Set exercise - Using the listing below, copy every line that mentions "start".

Dataset entries -
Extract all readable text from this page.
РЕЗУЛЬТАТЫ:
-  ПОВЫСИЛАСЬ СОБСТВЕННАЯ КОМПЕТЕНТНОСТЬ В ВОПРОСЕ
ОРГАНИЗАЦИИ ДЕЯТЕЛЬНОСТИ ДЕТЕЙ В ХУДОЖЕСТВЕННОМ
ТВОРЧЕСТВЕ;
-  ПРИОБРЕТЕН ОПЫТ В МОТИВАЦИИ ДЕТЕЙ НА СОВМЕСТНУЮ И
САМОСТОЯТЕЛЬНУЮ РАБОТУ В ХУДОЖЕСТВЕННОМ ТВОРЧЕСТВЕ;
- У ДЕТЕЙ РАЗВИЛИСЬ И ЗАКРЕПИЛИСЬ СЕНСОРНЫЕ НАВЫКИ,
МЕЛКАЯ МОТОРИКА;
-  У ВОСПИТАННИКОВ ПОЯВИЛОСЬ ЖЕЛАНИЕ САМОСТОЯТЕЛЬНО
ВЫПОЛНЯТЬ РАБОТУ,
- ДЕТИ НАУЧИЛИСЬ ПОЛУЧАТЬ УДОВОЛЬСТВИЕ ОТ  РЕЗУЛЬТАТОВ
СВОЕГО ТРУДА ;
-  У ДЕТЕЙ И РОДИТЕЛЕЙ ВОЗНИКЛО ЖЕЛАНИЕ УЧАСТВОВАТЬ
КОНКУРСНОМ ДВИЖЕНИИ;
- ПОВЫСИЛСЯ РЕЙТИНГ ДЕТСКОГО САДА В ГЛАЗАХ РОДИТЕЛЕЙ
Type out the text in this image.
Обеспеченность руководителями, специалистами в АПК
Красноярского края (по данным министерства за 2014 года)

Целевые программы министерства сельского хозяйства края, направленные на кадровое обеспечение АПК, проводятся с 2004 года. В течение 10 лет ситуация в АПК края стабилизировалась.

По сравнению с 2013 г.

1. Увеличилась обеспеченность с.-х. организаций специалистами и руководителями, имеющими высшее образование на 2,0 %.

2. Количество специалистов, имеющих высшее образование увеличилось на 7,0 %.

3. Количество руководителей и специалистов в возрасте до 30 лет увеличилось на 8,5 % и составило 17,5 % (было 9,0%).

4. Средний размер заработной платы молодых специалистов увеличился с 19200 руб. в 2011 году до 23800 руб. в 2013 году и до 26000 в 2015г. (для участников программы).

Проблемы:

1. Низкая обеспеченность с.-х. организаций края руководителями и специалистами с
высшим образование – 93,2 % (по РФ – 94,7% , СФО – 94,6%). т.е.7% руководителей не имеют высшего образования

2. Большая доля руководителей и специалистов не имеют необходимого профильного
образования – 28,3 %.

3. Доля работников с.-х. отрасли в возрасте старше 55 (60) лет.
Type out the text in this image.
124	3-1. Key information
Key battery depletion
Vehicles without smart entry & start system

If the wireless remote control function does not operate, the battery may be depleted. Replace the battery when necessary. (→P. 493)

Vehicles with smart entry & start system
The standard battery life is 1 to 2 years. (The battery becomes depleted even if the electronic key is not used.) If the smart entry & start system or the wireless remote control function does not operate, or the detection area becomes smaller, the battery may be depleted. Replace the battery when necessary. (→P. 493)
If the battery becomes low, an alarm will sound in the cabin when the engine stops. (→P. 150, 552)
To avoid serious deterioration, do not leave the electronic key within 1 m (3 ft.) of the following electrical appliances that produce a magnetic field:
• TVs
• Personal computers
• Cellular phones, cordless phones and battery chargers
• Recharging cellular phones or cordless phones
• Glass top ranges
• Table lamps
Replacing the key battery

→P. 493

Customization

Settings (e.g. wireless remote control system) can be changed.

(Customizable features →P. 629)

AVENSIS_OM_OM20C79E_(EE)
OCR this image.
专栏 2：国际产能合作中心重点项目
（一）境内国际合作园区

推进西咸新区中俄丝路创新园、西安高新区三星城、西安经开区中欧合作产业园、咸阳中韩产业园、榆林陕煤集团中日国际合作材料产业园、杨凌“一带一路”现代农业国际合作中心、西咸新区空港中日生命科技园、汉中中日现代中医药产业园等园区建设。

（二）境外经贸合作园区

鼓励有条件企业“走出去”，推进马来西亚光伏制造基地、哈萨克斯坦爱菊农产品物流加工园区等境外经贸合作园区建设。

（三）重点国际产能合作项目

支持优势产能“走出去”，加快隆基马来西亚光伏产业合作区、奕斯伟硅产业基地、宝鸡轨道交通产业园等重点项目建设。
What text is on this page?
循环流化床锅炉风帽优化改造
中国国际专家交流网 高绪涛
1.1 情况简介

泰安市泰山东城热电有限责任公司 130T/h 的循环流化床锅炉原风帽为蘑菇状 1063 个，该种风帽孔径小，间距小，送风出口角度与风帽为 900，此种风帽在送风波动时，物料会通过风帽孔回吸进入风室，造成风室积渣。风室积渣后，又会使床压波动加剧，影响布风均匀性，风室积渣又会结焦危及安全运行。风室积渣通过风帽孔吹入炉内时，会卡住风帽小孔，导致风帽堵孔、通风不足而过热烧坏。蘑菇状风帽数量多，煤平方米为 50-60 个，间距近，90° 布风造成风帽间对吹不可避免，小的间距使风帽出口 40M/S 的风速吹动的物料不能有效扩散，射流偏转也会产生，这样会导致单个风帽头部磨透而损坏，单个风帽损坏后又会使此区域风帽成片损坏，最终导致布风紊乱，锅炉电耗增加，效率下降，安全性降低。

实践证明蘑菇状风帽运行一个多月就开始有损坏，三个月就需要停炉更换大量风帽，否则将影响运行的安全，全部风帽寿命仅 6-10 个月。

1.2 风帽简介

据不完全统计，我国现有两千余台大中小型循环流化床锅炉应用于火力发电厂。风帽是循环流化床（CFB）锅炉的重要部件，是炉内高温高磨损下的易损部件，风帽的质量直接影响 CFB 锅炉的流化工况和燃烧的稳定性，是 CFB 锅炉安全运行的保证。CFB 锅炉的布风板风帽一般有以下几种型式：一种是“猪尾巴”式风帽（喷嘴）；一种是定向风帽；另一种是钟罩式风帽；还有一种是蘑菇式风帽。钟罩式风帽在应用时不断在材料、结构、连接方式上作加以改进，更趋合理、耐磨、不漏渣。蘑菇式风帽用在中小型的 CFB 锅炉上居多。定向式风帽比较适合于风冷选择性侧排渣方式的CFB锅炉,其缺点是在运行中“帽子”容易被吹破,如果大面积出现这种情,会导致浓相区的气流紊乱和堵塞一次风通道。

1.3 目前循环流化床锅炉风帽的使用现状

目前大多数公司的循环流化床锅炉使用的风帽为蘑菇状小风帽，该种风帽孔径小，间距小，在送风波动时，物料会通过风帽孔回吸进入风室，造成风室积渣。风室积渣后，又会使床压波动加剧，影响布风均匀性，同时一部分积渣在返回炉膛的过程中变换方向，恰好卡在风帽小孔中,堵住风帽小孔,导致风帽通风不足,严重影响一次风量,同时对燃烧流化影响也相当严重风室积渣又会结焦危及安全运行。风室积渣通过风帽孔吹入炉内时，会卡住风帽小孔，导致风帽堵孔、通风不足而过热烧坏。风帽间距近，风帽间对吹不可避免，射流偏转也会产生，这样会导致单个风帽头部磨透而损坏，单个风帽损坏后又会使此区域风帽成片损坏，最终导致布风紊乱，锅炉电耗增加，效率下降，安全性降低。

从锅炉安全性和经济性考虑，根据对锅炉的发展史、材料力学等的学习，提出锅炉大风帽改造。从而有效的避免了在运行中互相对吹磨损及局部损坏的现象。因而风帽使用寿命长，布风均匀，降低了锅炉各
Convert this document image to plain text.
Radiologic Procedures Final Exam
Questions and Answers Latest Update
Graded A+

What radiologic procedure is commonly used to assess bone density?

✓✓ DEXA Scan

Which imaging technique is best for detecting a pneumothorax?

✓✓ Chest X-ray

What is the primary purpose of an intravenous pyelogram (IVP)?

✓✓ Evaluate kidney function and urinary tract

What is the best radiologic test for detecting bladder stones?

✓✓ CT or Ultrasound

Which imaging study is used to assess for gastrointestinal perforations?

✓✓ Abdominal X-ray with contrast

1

Answer below -
Vehicles without smart entry & start system
Vehicles with smart entry & start system
The standard battery life is 1 to 2 years. (The battery becomes depleted even if the electronic key is not used.) If the smart entry & start system or the wireless remote control function does not operate, or the detection area becomes smaller, the battery may be depleted. Replace the battery when necessary. (→P. 493)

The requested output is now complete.